Work item:
The data must be returned exactly. No line may be left out.

Stored dataset items:
*** Block opens ***

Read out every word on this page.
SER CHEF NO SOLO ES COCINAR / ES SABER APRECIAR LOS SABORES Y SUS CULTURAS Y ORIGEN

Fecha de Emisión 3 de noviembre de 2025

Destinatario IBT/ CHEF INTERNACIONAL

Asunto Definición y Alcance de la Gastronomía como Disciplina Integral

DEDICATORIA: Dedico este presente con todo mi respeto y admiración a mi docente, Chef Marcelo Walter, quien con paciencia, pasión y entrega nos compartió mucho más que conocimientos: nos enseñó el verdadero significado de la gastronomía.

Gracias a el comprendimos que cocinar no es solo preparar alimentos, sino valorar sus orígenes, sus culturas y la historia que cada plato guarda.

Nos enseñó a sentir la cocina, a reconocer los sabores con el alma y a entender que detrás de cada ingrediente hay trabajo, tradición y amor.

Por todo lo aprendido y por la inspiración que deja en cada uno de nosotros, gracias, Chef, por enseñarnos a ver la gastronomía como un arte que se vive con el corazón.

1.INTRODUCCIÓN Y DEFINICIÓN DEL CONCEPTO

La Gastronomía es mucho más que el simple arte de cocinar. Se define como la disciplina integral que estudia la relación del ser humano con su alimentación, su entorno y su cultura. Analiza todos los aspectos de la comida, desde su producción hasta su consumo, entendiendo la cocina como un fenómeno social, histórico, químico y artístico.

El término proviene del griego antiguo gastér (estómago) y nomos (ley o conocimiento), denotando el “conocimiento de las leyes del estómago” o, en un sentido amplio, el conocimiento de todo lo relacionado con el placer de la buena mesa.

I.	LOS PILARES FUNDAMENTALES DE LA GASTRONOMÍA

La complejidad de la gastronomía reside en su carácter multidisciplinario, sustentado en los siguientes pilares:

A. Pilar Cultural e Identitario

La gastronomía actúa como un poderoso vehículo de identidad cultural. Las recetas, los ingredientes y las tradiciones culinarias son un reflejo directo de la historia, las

*** Block closes ***

Exercise solution:
Read out every word on this page.
SER CHEF NO SOLO ES COCINAR / ES SABER APRECIAR LOS SABORES Y SUS CULTURAS Y ORIGEN

Fecha de Emisión 3 de noviembre de 2025

Destinatario IBT/ CHEF INTERNACIONAL

Asunto Definición y Alcance de la Gastronomía como Disciplina Integral

DEDICATORIA: Dedico este presente con todo mi respeto y admiración a mi docente, Chef Marcelo Walter, quien con paciencia, pasión y entrega nos compartió mucho más que conocimientos: nos enseñó el verdadero significado de la gastronomía.

Gracias a el comprendimos que cocinar no es solo preparar alimentos, sino valorar sus orígenes, sus culturas y la historia que cada plato guarda.

Nos enseñó a sentir la cocina, a reconocer los sabores con el alma y a entender que detrás de cada ingrediente hay trabajo, tradición y amor.

Por todo lo aprendido y por la inspiración que deja en cada uno de nosotros, gracias, Chef, por enseñarnos a ver la gastronomía como un arte que se vive con el corazón.

1.INTRODUCCIÓN Y DEFINICIÓN DEL CONCEPTO

La Gastronomía es mucho más que el simple arte de cocinar. Se define como la disciplina integral que estudia la relación del ser humano con su alimentación, su entorno y su cultura. Analiza todos los aspectos de la comida, desde su producción hasta su consumo, entendiendo la cocina como un fenómeno social, histórico, químico y artístico.

El término proviene del griego antiguo gastér (estómago) y nomos (ley o conocimiento), denotando el “conocimiento de las leyes del estómago” o, en un sentido amplio, el conocimiento de todo lo relacionado con el placer de la buena mesa.

I.	LOS PILARES FUNDAMENTALES DE LA GASTRONOMÍA

La complejidad de la gastronomía reside en su carácter multidisciplinario, sustentado en los siguientes pilares:

A. Pilar Cultural e Identitario

La gastronomía actúa como un poderoso vehículo de identidad cultural. Las recetas, los ingredientes y las tradiciones culinarias son un reflejo directo de la historia, las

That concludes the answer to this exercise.